## BEGIN
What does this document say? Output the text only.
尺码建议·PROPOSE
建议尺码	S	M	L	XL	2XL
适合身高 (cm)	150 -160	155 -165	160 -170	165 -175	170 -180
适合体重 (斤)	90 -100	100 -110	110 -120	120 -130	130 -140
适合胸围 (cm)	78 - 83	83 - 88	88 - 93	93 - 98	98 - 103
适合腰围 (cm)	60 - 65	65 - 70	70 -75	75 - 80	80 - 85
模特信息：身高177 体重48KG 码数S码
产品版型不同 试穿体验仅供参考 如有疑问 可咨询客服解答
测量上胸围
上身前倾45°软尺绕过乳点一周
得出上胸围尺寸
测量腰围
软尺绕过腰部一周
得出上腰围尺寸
## END
## BEGIN
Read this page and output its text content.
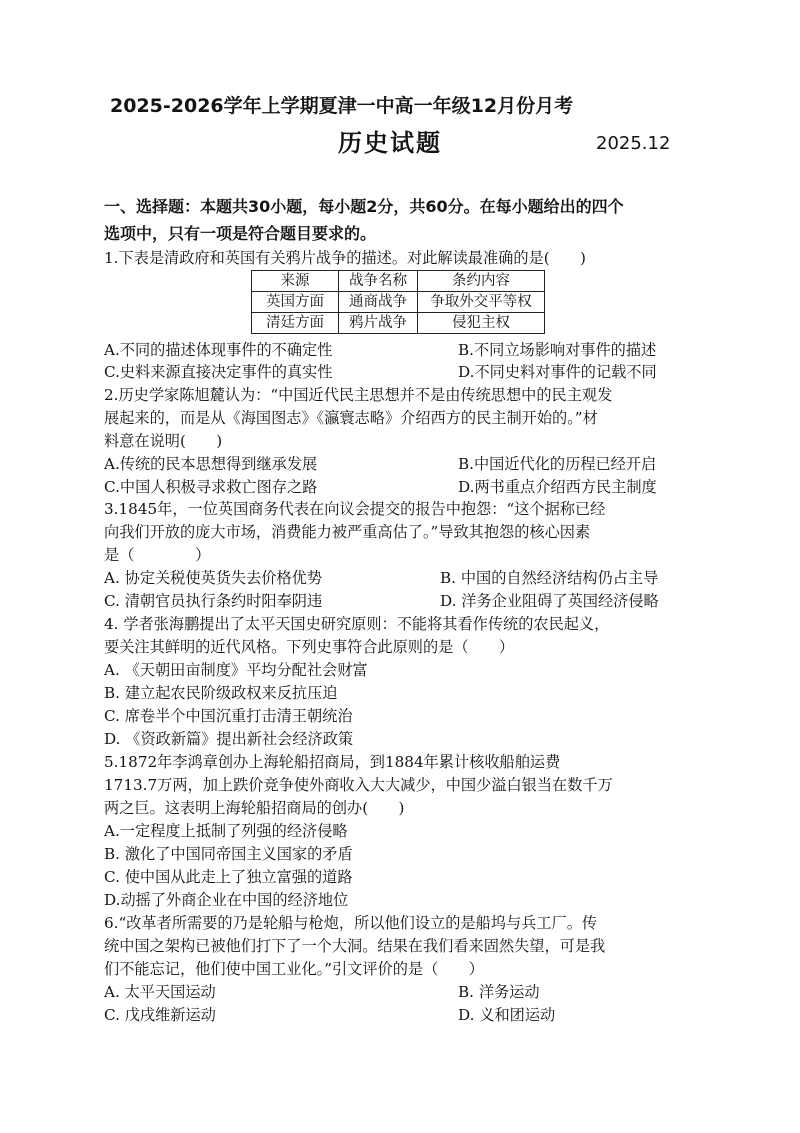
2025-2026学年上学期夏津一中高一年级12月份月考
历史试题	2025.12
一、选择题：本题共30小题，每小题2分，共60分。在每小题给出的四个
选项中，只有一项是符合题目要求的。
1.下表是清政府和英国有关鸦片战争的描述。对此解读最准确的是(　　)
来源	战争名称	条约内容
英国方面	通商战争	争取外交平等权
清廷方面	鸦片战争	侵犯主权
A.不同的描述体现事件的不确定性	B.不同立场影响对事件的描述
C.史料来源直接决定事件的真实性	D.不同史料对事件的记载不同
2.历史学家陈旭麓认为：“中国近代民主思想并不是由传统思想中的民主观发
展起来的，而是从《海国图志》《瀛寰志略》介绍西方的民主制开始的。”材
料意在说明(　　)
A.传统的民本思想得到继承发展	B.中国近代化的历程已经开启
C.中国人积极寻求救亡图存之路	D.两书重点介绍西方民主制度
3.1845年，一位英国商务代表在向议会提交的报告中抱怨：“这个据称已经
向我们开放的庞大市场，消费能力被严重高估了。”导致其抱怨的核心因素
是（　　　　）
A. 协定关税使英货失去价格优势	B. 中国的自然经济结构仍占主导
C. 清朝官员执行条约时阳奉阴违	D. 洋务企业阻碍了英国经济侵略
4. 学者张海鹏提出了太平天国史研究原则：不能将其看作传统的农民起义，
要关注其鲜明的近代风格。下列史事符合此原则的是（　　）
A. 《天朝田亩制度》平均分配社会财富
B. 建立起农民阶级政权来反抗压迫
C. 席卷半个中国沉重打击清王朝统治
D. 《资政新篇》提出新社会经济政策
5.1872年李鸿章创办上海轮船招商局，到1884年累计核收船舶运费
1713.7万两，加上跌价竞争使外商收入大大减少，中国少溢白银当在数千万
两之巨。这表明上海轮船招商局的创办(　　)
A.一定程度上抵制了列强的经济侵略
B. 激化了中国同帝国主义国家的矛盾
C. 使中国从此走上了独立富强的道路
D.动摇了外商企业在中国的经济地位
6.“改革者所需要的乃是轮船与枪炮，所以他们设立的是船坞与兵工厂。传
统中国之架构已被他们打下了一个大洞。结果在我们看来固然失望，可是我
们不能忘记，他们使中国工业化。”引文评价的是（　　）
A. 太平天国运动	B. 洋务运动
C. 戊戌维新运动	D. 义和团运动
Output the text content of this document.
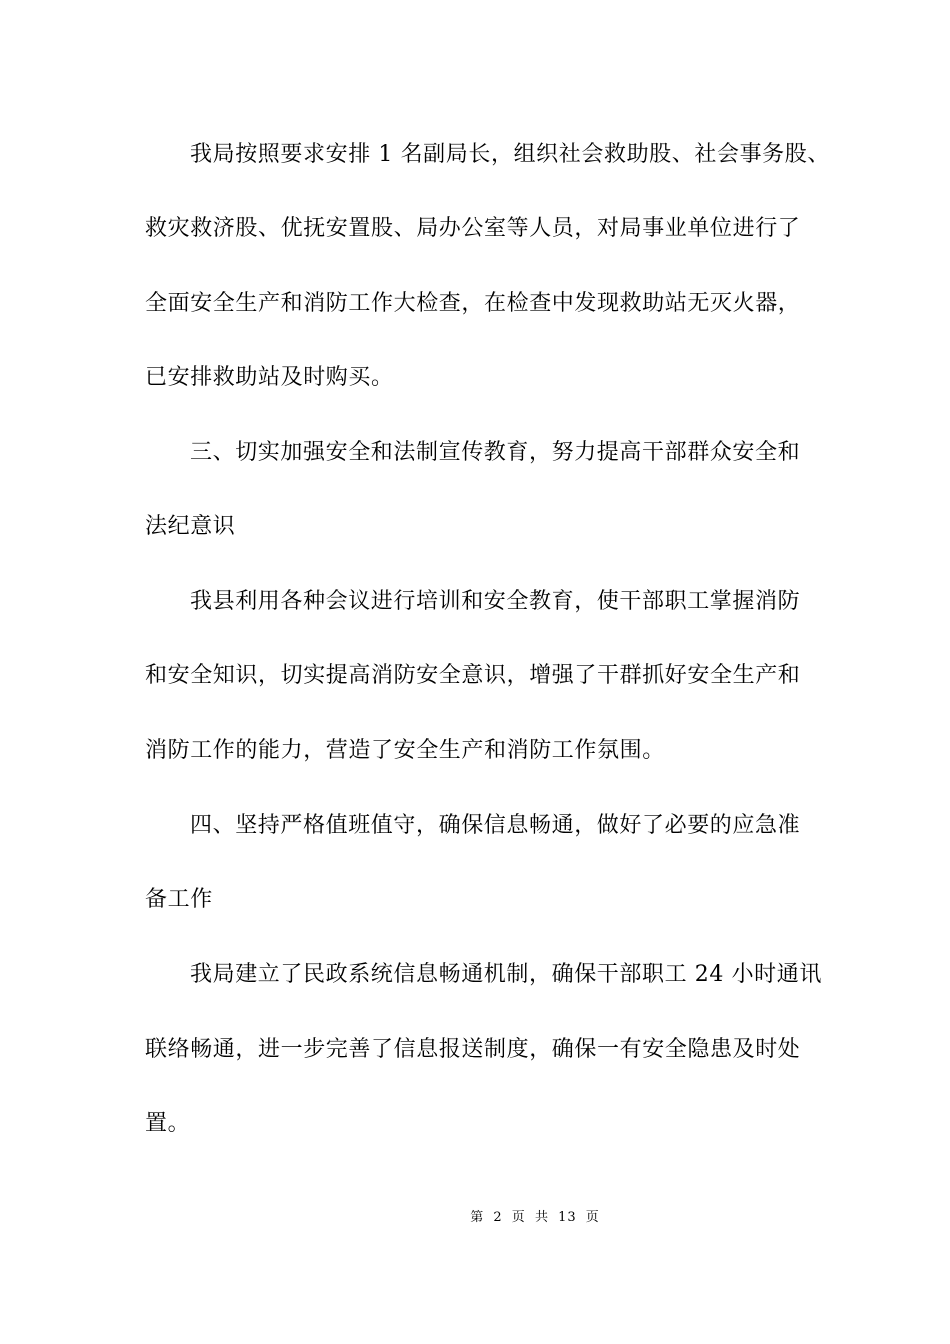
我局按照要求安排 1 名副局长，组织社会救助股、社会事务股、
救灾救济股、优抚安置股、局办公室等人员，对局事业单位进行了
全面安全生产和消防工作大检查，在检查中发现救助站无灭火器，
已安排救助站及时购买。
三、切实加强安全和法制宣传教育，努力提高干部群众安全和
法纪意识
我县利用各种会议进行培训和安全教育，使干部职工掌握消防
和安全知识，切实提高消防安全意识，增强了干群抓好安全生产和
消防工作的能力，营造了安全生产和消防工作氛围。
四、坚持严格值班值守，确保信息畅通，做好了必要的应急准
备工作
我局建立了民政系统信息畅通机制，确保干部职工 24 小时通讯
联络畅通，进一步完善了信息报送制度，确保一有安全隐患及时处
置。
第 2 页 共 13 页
## END
**THE EXERCISE:** Copy each line that contains the word "text".

**FINAL ANSWER:**
What does this document say? Output the text only.
Read this page and output its text content.
Output the text content of this document.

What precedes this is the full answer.